#### WHAT IS BEING ASKED:
Determine the number of lines in these entries that hold the word "سيبويه". Give the number and nothing more.

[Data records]
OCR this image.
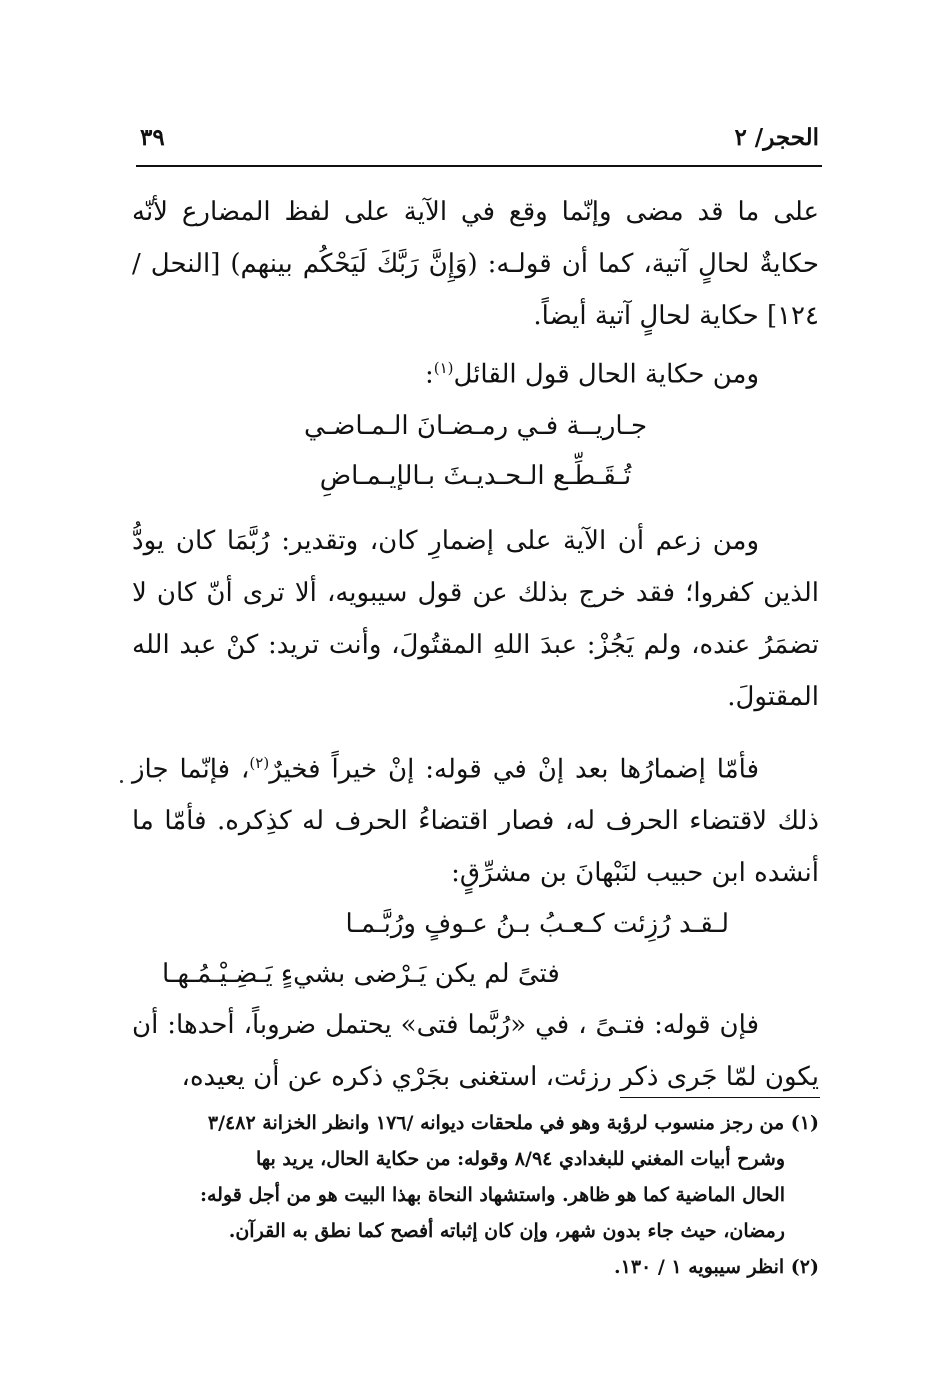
الحجر/ ٢
٣٩

على ما قد مضى وإنّما وقع في الآية على لفظ المضارع لأنّه حكايةٌ لحالٍ آتية، كما أن قولـه: (وَإِنَّ رَبَّكَ لَيَحْكُم بينهم) [النحل / ١٢٤] حكاية لحالٍ آتية أيضاً.

ومن حكاية الحال قول القائل$^{(١)}$:

جـاريــة فـي رمـضـانَ الـمـاضـي

تُـقَـطِّـع الـحـديـثَ بـالإيـمـاضِ

ومن زعم أن الآية على إضمارِ كان، وتقدير: رُبَّمَا كان يودُّ الذين كفروا؛ فقد خرج بذلك عن قول سيبويه، ألا ترى أنّ كان لا تضمَرُ عنده، ولم يَجُزْ: عبدَ اللهِ المقتُولَ، وأنت تريد: كنْ عبد الله المقتولَ.

فأمّا إضمارُها بعد إنْ في قوله: إنْ خيراً فخيرٌ$^{(٢)}$، فإنّما جاز ذلك لاقتضاء الحرف له، فصار اقتضاءُ الحرف له كذِكره. فأمّا ما أنشده ابن حبيب لنَبْهانَ بن مشرِّقٍ:

لـقـد رُزِئت كـعـبُ بـنُ عـوفٍ ورُبَّـمـا

فتىً لم يكن يَـرْضى بشيءٍ يَـضِـيْـمُـهـا

فإن قوله: فتـىً ، في «رُبَّما فتى» يحتمل ضروباً، أحدها: أن يكون لمّا جَرى ذكر رزئت، استغنى بجَرْي ذكره عن أن يعيده،

(١) من رجز منسوب لرؤبة وهو في ملحقات ديوانه /١٧٦ وانظر الخزانة ٣/٤٨٢

وشرح أبيات المغني للبغدادي ٨/٩٤ وقوله: من حكاية الحال، يريد بها

الحال الماضية كما هو ظاهر. واستشهاد النحاة بهذا البيت هو من أجل قوله:

رمضان، حيث جاء بدون شهر، وإن كان إثباته أفصح كما نطق به القرآن.

(٢) انظر سيبويه ١ / ١٣٠.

#### SOLUTION FOR THIS TASK:
2